» Instructions for the task:
Write out every line of the material exactly as it appears.

======

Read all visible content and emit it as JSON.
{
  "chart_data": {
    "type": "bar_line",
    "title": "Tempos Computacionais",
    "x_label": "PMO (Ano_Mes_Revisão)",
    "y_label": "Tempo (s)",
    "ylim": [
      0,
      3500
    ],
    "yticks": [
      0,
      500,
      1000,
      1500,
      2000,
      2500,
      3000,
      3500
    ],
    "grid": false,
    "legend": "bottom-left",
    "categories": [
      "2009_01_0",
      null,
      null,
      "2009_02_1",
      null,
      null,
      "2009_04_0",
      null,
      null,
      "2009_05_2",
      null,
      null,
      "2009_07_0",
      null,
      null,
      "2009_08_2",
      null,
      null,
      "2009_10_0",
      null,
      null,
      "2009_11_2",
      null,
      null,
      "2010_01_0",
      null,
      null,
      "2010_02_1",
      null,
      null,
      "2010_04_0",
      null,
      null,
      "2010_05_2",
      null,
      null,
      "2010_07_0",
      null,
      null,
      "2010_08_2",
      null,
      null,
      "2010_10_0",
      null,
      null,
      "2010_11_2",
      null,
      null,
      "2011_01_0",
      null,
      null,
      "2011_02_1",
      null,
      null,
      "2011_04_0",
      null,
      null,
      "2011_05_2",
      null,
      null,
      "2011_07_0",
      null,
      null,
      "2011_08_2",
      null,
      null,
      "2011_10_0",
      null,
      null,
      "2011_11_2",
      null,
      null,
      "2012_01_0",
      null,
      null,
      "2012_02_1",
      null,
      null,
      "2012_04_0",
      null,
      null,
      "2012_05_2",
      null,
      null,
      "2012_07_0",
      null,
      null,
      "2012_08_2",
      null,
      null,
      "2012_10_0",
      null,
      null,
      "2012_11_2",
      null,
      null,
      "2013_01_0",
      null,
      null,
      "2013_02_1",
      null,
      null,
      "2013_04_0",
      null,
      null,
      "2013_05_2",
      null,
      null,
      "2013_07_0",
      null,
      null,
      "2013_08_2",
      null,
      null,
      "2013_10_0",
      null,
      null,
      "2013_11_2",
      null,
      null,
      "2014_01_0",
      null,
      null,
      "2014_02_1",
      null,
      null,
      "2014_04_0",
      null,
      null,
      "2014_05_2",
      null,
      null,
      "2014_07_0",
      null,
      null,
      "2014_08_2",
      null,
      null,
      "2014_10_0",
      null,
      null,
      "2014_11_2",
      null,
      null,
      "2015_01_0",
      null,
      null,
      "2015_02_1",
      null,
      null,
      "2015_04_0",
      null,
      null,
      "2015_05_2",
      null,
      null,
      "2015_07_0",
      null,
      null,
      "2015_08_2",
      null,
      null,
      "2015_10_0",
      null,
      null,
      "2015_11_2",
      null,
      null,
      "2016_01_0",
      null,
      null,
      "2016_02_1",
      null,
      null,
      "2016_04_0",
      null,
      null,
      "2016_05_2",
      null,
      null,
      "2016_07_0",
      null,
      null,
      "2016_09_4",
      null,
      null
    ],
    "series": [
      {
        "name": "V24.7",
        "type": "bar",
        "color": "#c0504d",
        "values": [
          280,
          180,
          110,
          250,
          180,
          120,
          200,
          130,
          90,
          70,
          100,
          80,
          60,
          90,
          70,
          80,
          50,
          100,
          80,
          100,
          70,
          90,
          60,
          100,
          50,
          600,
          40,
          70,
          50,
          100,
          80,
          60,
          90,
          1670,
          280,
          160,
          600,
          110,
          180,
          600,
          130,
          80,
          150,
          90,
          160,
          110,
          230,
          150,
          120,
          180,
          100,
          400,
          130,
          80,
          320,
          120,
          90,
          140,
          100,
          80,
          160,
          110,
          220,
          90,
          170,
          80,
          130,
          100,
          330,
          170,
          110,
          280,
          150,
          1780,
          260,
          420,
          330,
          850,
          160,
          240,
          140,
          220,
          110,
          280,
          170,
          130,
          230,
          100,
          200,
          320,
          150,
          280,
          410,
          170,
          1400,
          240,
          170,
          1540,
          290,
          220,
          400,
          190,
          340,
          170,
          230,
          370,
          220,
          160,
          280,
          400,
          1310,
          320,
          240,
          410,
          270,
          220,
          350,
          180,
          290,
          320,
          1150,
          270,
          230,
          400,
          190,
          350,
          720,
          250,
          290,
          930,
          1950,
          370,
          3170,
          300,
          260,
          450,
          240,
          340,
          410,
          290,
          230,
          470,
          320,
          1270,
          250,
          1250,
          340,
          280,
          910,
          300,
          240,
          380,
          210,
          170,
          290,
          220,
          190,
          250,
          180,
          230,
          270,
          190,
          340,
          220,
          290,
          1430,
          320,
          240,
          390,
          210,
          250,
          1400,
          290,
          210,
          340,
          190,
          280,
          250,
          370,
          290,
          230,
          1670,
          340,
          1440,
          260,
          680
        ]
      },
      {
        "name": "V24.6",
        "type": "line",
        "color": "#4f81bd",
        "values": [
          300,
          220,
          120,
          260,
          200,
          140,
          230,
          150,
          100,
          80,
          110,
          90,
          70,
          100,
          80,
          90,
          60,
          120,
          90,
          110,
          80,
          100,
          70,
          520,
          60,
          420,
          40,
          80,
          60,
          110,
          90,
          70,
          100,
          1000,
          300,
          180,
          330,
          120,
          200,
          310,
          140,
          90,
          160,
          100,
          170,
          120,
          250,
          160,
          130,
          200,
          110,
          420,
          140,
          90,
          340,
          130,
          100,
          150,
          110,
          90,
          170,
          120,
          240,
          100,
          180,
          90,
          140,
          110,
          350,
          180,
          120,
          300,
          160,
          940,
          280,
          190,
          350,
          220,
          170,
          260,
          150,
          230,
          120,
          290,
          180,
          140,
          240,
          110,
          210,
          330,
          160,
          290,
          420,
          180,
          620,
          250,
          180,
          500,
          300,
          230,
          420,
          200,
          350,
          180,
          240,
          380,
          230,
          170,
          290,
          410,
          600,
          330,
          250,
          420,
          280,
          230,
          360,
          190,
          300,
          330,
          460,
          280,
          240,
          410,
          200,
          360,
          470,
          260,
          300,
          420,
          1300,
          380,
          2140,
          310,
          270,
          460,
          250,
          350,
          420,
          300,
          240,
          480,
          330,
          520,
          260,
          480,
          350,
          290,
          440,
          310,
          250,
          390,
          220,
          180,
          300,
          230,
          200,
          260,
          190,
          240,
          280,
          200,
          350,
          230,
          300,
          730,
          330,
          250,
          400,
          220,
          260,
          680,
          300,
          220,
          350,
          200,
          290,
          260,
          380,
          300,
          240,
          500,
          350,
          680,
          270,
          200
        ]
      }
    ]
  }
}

======

» Exercise result:
Read all visible content and emit it as JSON.
{
  "chart_data": {
    "type": "bar_line",
    "title": "Tempos Computacionais",
    "x_label": "PMO (Ano_Mes_Revisão)",
    "y_label": "Tempo (s)",
    "ylim": [
      0,
      3500
    ],
    "yticks": [
      0,
      500,
      1000,
      1500,
      2000,
      2500,
      3000,
      3500
    ],
    "grid": false,
    "legend": "bottom-left",
    "categories": [
      "2009_01_0",
      null,
      null,
      "2009_02_1",
      null,
      null,
      "2009_04_0",
      null,
      null,
      "2009_05_2",
      null,
      null,
      "2009_07_0",
      null,
      null,
      "2009_08_2",
      null,
      null,
      "2009_10_0",
      null,
      null,
      "2009_11_2",
      null,
      null,
      "2010_01_0",
      null,
      null,
      "2010_02_1",
      null,
      null,
      "2010_04_0",
      null,
      null,
      "2010_05_2",
      null,
      null,
      "2010_07_0",
      null,
      null,
      "2010_08_2",
      null,
      null,
      "2010_10_0",
      null,
      null,
      "2010_11_2",
      null,
      null,
      "2011_01_0",
      null,
      null,
      "2011_02_1",
      null,
      null,
      "2011_04_0",
      null,
      null,
      "2011_05_2",
      null,
      null,
      "2011_07_0",
      null,
      null,
      "2011_08_2",
      null,
      null,
      "2011_10_0",
      null,
      null,
      "2011_11_2",
      null,
      null,
      "2012_01_0",
      null,
      null,
      "2012_02_1",
      null,
      null,
      "2012_04_0",
      null,
      null,
      "2012_05_2",
      null,
      null,
      "2012_07_0",
      null,
      null,
      "2012_08_2",
      null,
      null,
      "2012_10_0",
      null,
      null,
      "2012_11_2",
      null,
      null,
      "2013_01_0",
      null,
      null,
      "2013_02_1",
      null,
      null,
      "2013_04_0",
      null,
      null,
      "2013_05_2",
      null,
      null,
      "2013_07_0",
      null,
      null,
      "2013_08_2",
      null,
      null,
      "2013_10_0",
      null,
      null,
      "2013_11_2",
      null,
      null,
      "2014_01_0",
      null,
      null,
      "2014_02_1",
      null,
      null,
      "2014_04_0",
      null,
      null,
      "2014_05_2",
      null,
      null,
      "2014_07_0",
      null,
      null,
      "2014_08_2",
      null,
      null,
      "2014_10_0",
      null,
      null,
      "2014_11_2",
      null,
      null,
      "2015_01_0",
      null,
      null,
      "2015_02_1",
      null,
      null,
      "2015_04_0",
      null,
      null,
      "2015_05_2",
      null,
      null,
      "2015_07_0",
      null,
      null,
      "2015_08_2",
      null,
      null,
      "2015_10_0",
      null,
      null,
      "2015_11_2",
      null,
      null,
      "2016_01_0",
      null,
      null,
      "2016_02_1",
      null,
      null,
      "2016_04_0",
      null,
      null,
      "2016_05_2",
      null,
      null,
      "2016_07_0",
      null,
      null,
      "2016_09_4",
      null,
      null
    ],
    "series": [
      {
        "name": "V24.7",
        "type": "bar",
        "color": "#c0504d",
        "values": [
          280,
          180,
          110,
          250,
          180,
          120,
          200,
          130,
          90,
          70,
          100,
          80,
          60,
          90,
          70,
          80,
          50,
          100,
          80,
          100,
          70,
          90,
          60,
          100,
          50,
          600,
          40,
          70,
          50,
          100,
          80,
          60,
          90,
          1670,
          280,
          160,
          600,
          110,
          180,
          600,
          130,
          80,
          150,
          90,
          160,
          110,
          230,
          150,
          120,
          180,
          100,
          400,
          130,
          80,
          320,
          120,
          90,
          140,
          100,
          80,
          160,
          110,
          220,
          90,
          170,
          80,
          130,
          100,
          330,
          170,
          110,
          280,
          150,
          1780,
          260,
          420,
          330,
          850,
          160,
          240,
          140,
          220,
          110,
          280,
          170,
          130,
          230,
          100,
          200,
          320,
          150,
          280,
          410,
          170,
          1400,
          240,
          170,
          1540,
          290,
          220,
          400,
          190,
          340,
          170,
          230,
          370,
          220,
          160,
          280,
          400,
          1310,
          320,
          240,
          410,
          270,
          220,
          350,
          180,
          290,
          320,
          1150,
          270,
          230,
          400,
          190,
          350,
          720,
          250,
          290,
          930,
          1950,
          370,
          3170,
          300,
          260,
          450,
          240,
          340,
          410,
          290,
          230,
          470,
          320,
          1270,
          250,
          1250,
          340,
          280,
          910,
          300,
          240,
          380,
          210,
          170,
          290,
          220,
          190,
          250,
          180,
          230,
          270,
          190,
          340,
          220,
          290,
          1430,
          320,
          240,
          390,
          210,
          250,
          1400,
          290,
          210,
          340,
          190,
          280,
          250,
          370,
          290,
          230,
          1670,
          340,
          1440,
          260,
          680
        ]
      },
      {
        "name": "V24.6",
        "type": "line",
        "color": "#4f81bd",
        "values": [
          300,
          220,
          120,
          260,
          200,
          140,
          230,
          150,
          100,
          80,
          110,
          90,
          70,
          100,
          80,
          90,
          60,
          120,
          90,
          110,
          80,
          100,
          70,
          520,
          60,
          420,
          40,
          80,
          60,
          110,
          90,
          70,
          100,
          1000,
          300,
          180,
          330,
          120,
          200,
          310,
          140,
          90,
          160,
          100,
          170,
          120,
          250,
          160,
          130,
          200,
          110,
          420,
          140,
          90,
          340,
          130,
          100,
          150,
          110,
          90,
          170,
          120,
          240,
          100,
          180,
          90,
          140,
          110,
          350,
          180,
          120,
          300,
          160,
          940,
          280,
          190,
          350,
          220,
          170,
          260,
          150,
          230,
          120,
          290,
          180,
          140,
          240,
          110,
          210,
          330,
          160,
          290,
          420,
          180,
          620,
          250,
          180,
          500,
          300,
          230,
          420,
          200,
          350,
          180,
          240,
          380,
          230,
          170,
          290,
          410,
          600,
          330,
          250,
          420,
          280,
          230,
          360,
          190,
          300,
          330,
          460,
          280,
          240,
          410,
          200,
          360,
          470,
          260,
          300,
          420,
          1300,
          380,
          2140,
          310,
          270,
          460,
          250,
          350,
          420,
          300,
          240,
          480,
          330,
          520,
          260,
          480,
          350,
          290,
          440,
          310,
          250,
          390,
          220,
          180,
          300,
          230,
          200,
          260,
          190,
          240,
          280,
          200,
          350,
          230,
          300,
          730,
          330,
          250,
          400,
          220,
          260,
          680,
          300,
          220,
          350,
          200,
          290,
          260,
          380,
          300,
          240,
          500,
          350,
          680,
          270,
          200
        ]
      }
    ]
  }
}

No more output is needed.